- [DATA SUPPLIED]:
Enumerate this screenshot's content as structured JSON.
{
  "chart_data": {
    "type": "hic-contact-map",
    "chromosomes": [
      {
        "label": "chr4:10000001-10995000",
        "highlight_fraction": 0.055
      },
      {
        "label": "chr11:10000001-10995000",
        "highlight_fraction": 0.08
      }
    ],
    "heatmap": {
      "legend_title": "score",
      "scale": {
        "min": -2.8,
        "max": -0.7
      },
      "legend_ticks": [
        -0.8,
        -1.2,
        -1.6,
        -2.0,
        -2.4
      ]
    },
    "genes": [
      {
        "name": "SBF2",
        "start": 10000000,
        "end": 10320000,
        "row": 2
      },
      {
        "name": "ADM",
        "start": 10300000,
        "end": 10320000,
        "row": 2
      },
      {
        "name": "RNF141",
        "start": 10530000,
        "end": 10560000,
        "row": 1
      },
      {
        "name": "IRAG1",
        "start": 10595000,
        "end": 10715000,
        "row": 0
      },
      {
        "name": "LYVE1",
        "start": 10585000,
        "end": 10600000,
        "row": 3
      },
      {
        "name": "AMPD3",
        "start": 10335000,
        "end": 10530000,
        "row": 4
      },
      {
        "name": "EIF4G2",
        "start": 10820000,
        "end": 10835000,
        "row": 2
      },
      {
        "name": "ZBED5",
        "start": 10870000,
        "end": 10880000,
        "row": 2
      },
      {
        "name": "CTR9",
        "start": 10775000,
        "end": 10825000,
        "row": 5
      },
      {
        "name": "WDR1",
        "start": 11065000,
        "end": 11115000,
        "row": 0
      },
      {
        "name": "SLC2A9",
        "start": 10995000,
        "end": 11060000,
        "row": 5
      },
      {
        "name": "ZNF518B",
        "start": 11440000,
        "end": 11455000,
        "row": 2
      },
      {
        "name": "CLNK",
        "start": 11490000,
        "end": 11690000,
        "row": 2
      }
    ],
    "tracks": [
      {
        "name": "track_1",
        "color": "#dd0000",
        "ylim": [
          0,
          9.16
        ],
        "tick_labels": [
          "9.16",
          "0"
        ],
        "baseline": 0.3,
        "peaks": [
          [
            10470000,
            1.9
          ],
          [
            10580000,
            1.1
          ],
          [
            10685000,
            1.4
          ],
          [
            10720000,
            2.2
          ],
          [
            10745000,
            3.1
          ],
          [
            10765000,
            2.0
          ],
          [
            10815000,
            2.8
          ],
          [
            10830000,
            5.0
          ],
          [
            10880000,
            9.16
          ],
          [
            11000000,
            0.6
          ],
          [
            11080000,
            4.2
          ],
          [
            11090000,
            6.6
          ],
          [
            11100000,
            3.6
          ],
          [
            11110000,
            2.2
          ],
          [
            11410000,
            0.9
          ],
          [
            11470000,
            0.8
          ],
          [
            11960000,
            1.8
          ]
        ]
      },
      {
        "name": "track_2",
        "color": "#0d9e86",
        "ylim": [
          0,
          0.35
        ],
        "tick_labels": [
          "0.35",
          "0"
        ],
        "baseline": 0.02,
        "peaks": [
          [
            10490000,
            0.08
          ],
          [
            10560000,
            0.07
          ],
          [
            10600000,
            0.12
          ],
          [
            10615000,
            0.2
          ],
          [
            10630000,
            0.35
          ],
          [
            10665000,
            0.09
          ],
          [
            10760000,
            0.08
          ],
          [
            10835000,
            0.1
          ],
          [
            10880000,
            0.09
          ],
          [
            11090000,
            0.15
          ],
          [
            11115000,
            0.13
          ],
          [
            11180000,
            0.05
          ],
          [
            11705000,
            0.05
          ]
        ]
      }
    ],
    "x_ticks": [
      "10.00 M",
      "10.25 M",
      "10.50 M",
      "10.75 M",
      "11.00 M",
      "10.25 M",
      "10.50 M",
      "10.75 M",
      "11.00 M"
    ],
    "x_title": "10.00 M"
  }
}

- [EXERCISE REQUIREMENTS]:
From the first entry to the last, reproduce everything precisely.

- [ANSWER BOX]:
Enumerate this screenshot's content as structured JSON.
{
  "chart_data": {
    "type": "hic-contact-map",
    "chromosomes": [
      {
        "label": "chr4:10000001-10995000",
        "highlight_fraction": 0.055
      },
      {
        "label": "chr11:10000001-10995000",
        "highlight_fraction": 0.08
      }
    ],
    "heatmap": {
      "legend_title": "score",
      "scale": {
        "min": -2.8,
        "max": -0.7
      },
      "legend_ticks": [
        -0.8,
        -1.2,
        -1.6,
        -2.0,
        -2.4
      ]
    },
    "genes": [
      {
        "name": "SBF2",
        "start": 10000000,
        "end": 10320000,
        "row": 2
      },
      {
        "name": "ADM",
        "start": 10300000,
        "end": 10320000,
        "row": 2
      },
      {
        "name": "RNF141",
        "start": 10530000,
        "end": 10560000,
        "row": 1
      },
      {
        "name": "IRAG1",
        "start": 10595000,
        "end": 10715000,
        "row": 0
      },
      {
        "name": "LYVE1",
        "start": 10585000,
        "end": 10600000,
        "row": 3
      },
      {
        "name": "AMPD3",
        "start": 10335000,
        "end": 10530000,
        "row": 4
      },
      {
        "name": "EIF4G2",
        "start": 10820000,
        "end": 10835000,
        "row": 2
      },
      {
        "name": "ZBED5",
        "start": 10870000,
        "end": 10880000,
        "row": 2
      },
      {
        "name": "CTR9",
        "start": 10775000,
        "end": 10825000,
        "row": 5
      },
      {
        "name": "WDR1",
        "start": 11065000,
        "end": 11115000,
        "row": 0
      },
      {
        "name": "SLC2A9",
        "start": 10995000,
        "end": 11060000,
        "row": 5
      },
      {
        "name": "ZNF518B",
        "start": 11440000,
        "end": 11455000,
        "row": 2
      },
      {
        "name": "CLNK",
        "start": 11490000,
        "end": 11690000,
        "row": 2
      }
    ],
    "tracks": [
      {
        "name": "track_1",
        "color": "#dd0000",
        "ylim": [
          0,
          9.16
        ],
        "tick_labels": [
          "9.16",
          "0"
        ],
        "baseline": 0.3,
        "peaks": [
          [
            10470000,
            1.9
          ],
          [
            10580000,
            1.1
          ],
          [
            10685000,
            1.4
          ],
          [
            10720000,
            2.2
          ],
          [
            10745000,
            3.1
          ],
          [
            10765000,
            2.0
          ],
          [
            10815000,
            2.8
          ],
          [
            10830000,
            5.0
          ],
          [
            10880000,
            9.16
          ],
          [
            11000000,
            0.6
          ],
          [
            11080000,
            4.2
          ],
          [
            11090000,
            6.6
          ],
          [
            11100000,
            3.6
          ],
          [
            11110000,
            2.2
          ],
          [
            11410000,
            0.9
          ],
          [
            11470000,
            0.8
          ],
          [
            11960000,
            1.8
          ]
        ]
      },
      {
        "name": "track_2",
        "color": "#0d9e86",
        "ylim": [
          0,
          0.35
        ],
        "tick_labels": [
          "0.35",
          "0"
        ],
        "baseline": 0.02,
        "peaks": [
          [
            10490000,
            0.08
          ],
          [
            10560000,
            0.07
          ],
          [
            10600000,
            0.12
          ],
          [
            10615000,
            0.2
          ],
          [
            10630000,
            0.35
          ],
          [
            10665000,
            0.09
          ],
          [
            10760000,
            0.08
          ],
          [
            10835000,
            0.1
          ],
          [
            10880000,
            0.09
          ],
          [
            11090000,
            0.15
          ],
          [
            11115000,
            0.13
          ],
          [
            11180000,
            0.05
          ],
          [
            11705000,
            0.05
          ]
        ]
      }
    ],
    "x_ticks": [
      "10.00 M",
      "10.25 M",
      "10.50 M",
      "10.75 M",
      "11.00 M",
      "10.25 M",
      "10.50 M",
      "10.75 M",
      "11.00 M"
    ],
    "x_title": "10.00 M"
  }
}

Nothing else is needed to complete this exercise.